Work to complete ::
Below are records. Copy every line with "Administrator" in it.
━━━
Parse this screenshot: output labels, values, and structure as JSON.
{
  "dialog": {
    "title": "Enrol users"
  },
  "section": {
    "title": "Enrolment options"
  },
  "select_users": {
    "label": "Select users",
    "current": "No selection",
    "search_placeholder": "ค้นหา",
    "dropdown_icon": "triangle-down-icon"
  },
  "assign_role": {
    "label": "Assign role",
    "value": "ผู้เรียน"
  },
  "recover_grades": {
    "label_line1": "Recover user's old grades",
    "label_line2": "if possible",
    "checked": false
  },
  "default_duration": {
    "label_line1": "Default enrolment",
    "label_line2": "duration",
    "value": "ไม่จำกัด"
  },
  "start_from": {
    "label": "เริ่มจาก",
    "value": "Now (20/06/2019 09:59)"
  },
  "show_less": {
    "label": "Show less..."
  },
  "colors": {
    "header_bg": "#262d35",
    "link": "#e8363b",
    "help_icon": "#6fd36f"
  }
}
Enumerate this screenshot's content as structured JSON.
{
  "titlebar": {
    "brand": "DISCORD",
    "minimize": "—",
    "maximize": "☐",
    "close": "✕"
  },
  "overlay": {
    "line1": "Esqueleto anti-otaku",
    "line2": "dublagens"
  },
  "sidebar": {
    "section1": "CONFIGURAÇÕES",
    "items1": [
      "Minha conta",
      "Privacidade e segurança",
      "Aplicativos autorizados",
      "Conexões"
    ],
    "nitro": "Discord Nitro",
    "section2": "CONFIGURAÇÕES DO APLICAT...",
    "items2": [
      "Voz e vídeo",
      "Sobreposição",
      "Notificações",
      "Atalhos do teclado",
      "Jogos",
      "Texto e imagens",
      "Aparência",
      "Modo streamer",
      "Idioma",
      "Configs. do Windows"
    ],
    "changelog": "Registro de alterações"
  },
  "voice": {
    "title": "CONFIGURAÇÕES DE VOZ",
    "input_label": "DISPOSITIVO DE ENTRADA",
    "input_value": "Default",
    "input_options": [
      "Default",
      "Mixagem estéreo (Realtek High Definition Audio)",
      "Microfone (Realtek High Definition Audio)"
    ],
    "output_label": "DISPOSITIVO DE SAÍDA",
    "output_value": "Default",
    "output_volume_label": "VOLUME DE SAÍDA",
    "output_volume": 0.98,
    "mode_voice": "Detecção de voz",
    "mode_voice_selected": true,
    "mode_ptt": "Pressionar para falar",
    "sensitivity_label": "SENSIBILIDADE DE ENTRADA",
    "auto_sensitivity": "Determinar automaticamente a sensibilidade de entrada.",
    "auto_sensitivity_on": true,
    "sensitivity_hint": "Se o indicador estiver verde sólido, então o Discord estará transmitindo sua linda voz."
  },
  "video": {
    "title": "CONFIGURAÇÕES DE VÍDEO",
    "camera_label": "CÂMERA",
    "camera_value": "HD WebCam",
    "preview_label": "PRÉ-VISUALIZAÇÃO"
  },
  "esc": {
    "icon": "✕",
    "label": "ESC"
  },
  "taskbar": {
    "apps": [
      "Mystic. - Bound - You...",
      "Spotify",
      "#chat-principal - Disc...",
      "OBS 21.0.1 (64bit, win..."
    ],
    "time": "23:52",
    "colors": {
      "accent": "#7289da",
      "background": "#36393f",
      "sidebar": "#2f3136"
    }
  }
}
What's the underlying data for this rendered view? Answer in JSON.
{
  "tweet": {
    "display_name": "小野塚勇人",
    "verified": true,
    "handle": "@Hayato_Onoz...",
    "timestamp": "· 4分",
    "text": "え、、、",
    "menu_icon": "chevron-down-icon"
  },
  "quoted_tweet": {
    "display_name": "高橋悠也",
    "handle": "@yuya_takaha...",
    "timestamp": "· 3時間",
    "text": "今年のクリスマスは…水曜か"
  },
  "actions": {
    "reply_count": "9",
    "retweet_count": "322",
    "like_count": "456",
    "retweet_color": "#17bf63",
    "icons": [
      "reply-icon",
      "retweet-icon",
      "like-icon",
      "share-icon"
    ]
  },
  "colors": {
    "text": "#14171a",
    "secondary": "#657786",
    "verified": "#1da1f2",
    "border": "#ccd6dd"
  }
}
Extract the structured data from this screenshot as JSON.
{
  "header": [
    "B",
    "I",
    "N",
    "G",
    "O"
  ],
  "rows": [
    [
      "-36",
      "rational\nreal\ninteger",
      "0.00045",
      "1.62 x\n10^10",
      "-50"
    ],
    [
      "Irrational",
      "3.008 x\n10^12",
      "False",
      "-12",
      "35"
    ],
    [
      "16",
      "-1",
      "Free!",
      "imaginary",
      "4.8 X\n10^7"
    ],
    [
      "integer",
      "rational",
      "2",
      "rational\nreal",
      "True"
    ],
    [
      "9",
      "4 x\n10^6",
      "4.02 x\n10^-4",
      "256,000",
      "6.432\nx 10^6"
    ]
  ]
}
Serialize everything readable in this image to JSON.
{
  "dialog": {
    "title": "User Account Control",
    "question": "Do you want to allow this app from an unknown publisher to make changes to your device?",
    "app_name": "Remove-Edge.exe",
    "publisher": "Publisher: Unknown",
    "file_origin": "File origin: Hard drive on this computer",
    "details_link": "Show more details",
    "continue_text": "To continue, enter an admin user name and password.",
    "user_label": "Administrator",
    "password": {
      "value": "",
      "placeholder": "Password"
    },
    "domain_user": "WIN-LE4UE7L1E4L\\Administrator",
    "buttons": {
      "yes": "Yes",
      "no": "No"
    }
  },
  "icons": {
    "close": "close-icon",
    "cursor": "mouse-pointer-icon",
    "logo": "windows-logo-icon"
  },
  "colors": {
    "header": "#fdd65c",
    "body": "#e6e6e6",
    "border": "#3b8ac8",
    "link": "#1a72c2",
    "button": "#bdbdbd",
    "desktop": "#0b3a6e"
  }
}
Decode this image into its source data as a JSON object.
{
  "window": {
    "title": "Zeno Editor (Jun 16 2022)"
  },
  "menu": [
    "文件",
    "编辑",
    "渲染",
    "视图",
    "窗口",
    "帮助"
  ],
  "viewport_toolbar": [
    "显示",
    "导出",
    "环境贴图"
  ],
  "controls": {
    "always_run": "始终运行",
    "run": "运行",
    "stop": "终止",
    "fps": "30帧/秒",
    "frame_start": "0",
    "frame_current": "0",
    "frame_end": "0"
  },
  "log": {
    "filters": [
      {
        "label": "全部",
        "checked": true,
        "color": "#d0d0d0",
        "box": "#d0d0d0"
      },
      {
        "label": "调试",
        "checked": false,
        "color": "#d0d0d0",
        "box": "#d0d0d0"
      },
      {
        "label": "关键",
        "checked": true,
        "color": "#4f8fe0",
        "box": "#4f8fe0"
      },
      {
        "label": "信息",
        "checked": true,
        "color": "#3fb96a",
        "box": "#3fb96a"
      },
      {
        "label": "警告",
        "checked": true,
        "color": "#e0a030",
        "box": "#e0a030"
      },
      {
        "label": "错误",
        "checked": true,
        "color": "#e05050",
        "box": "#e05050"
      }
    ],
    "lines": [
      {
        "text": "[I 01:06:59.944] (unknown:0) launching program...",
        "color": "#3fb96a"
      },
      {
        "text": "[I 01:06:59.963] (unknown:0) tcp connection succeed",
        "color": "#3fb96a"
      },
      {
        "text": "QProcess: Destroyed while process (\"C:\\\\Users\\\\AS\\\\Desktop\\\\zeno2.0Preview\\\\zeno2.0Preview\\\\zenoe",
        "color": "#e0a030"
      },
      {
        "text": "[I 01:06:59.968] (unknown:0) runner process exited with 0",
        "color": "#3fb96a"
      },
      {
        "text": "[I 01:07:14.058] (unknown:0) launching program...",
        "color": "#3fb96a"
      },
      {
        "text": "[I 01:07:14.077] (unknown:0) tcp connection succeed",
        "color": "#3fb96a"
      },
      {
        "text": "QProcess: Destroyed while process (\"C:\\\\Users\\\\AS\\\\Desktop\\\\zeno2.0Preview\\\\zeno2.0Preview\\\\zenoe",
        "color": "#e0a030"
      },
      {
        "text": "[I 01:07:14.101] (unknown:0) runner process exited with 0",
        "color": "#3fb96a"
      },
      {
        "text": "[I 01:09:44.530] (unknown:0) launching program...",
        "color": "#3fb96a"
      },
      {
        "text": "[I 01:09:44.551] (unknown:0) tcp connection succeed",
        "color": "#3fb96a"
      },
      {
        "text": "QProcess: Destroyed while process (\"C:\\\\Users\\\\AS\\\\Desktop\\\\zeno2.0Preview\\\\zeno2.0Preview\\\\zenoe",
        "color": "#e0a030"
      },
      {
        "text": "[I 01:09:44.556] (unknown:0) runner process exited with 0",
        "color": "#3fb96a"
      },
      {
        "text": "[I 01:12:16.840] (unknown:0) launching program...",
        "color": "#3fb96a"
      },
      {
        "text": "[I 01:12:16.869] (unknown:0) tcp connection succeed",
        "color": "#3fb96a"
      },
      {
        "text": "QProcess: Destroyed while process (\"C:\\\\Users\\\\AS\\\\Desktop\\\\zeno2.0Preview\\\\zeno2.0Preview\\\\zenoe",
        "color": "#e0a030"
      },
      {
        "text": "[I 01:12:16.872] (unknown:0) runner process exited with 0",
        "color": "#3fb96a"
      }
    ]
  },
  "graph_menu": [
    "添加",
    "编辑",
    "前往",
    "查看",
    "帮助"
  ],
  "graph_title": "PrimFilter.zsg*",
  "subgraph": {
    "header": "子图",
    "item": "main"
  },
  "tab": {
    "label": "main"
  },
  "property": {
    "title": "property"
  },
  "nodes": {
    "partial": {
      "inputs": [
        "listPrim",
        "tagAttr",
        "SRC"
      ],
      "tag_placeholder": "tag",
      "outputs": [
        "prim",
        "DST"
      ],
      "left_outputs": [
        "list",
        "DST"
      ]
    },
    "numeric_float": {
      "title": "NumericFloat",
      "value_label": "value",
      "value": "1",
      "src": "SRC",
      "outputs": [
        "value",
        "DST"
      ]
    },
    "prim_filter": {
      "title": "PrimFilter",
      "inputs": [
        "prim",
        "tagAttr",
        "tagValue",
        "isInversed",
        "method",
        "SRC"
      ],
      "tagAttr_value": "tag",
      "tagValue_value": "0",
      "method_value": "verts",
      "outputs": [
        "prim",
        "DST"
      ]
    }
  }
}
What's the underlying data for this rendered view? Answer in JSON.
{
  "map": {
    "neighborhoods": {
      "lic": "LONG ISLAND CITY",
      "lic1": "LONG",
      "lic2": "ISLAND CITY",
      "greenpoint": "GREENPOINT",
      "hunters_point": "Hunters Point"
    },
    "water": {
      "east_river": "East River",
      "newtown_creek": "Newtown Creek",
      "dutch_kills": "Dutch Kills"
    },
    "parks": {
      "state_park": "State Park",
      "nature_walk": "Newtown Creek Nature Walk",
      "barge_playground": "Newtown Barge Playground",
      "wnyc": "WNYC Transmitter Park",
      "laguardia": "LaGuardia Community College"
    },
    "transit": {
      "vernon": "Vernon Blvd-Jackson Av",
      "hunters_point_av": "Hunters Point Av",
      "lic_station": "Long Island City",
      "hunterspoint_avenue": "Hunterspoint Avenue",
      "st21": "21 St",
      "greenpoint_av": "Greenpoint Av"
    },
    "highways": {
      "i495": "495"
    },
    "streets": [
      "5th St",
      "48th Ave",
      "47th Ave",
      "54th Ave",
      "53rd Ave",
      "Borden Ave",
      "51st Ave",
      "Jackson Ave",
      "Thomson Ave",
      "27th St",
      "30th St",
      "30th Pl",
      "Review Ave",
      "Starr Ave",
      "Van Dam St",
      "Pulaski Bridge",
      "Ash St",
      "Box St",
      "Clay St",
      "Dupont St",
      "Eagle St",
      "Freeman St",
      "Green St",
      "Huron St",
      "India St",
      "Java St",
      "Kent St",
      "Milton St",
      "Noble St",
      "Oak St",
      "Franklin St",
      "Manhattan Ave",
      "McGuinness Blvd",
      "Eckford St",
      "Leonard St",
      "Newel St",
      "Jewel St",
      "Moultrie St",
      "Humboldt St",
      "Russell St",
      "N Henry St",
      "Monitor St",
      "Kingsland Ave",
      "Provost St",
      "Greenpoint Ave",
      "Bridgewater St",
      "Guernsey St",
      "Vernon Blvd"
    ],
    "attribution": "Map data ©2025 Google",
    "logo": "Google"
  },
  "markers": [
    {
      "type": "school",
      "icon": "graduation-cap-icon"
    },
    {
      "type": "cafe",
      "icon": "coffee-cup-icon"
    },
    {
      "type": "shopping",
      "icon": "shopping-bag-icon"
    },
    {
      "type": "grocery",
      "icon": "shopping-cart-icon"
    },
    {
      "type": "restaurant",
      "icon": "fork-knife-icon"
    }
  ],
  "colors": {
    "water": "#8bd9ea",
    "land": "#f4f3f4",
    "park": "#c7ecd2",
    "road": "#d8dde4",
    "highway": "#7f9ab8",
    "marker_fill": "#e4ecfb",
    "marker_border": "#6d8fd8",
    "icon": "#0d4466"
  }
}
━━━
Task result ::
    "user_label": "Administrator",
    "domain_user": "WIN-LE4UE7L1E4L\\Administrator",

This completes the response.